Written instruction> Look through the material and tally each line bearing the word "ДЕРЖИТЕСЬ". Give only the total.

Dataset records:
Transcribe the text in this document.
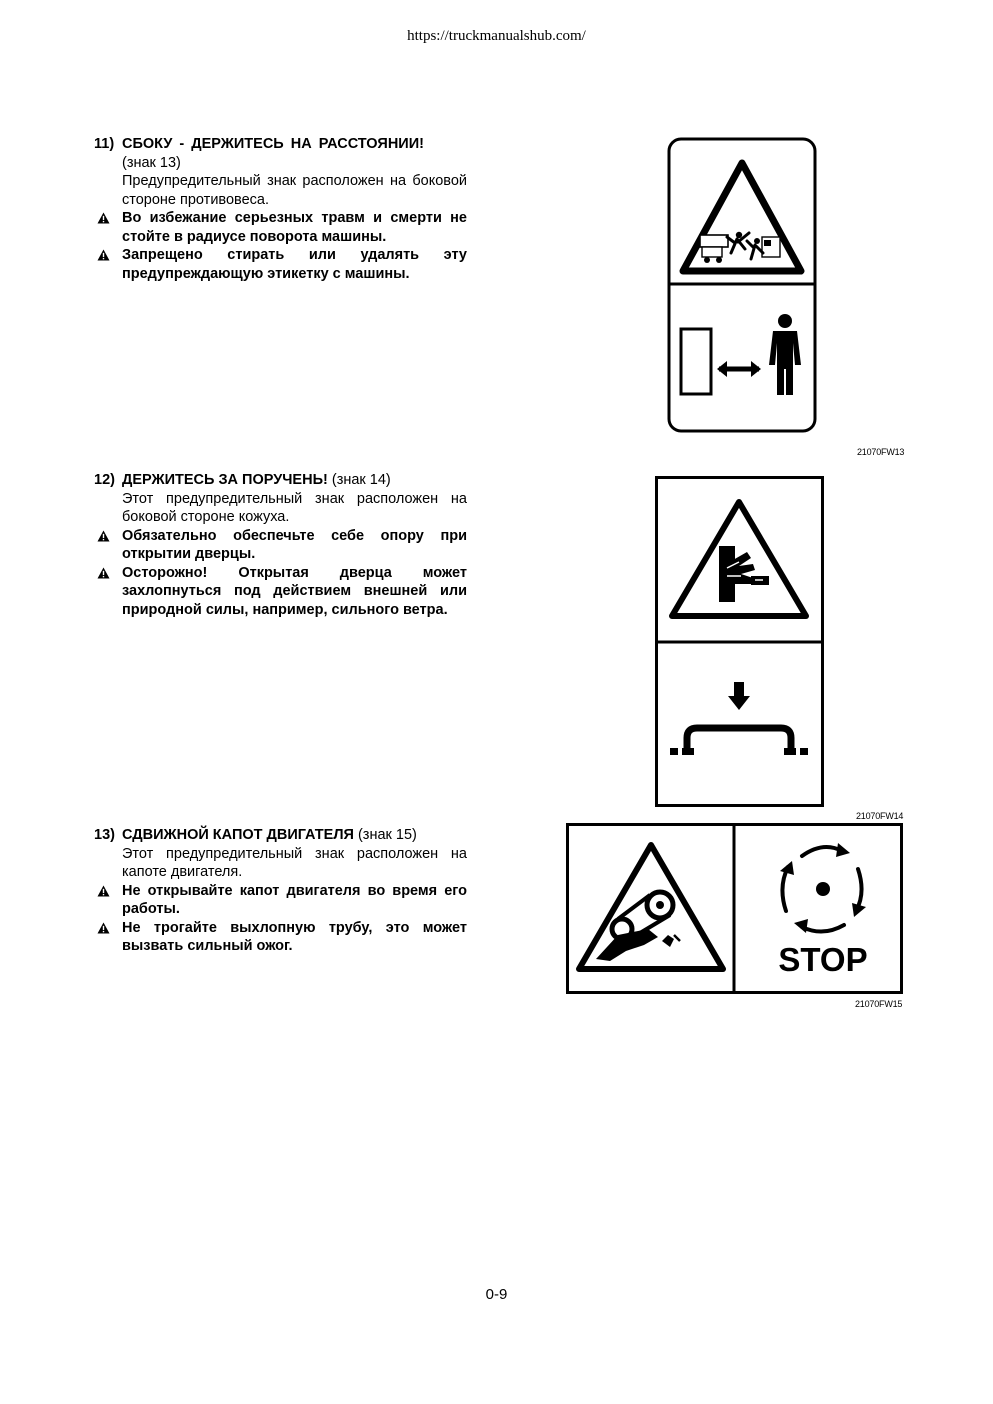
https://truckmanualshub.com/
11) СБОКУ - ДЕРЖИТЕСЬ НА РАССТОЯНИИ!
(знак 13)
Предупредительный знак расположен на боковой стороне противовеса.
Во избежание серьезных травм и смерти не стойте в радиусе поворота машины.
Запрещено стирать или удалять эту предупреждающую этикетку с машины.
21070FW13
12) ДЕРЖИТЕСЬ ЗА ПОРУЧЕНЬ! (знак 14)
Этот предупредительный знак расположен на боковой стороне кожуха.
Обязательно обеспечьте себе опору при открытии дверцы.
Осторожно! Открытая дверца может захлопнуться под действием внешней или природной силы, например, сильного ветра.
21070FW14
13) СДВИЖНОЙ КАПОТ ДВИГАТЕЛЯ (знак 15)
Этот предупредительный знак расположен на капоте двигателя.
Не открывайте капот двигателя во время его работы.
Не трогайте выхлопную трубу, это может вызвать сильный ожог.	STOP
21070FW15
0-9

Correct output> 2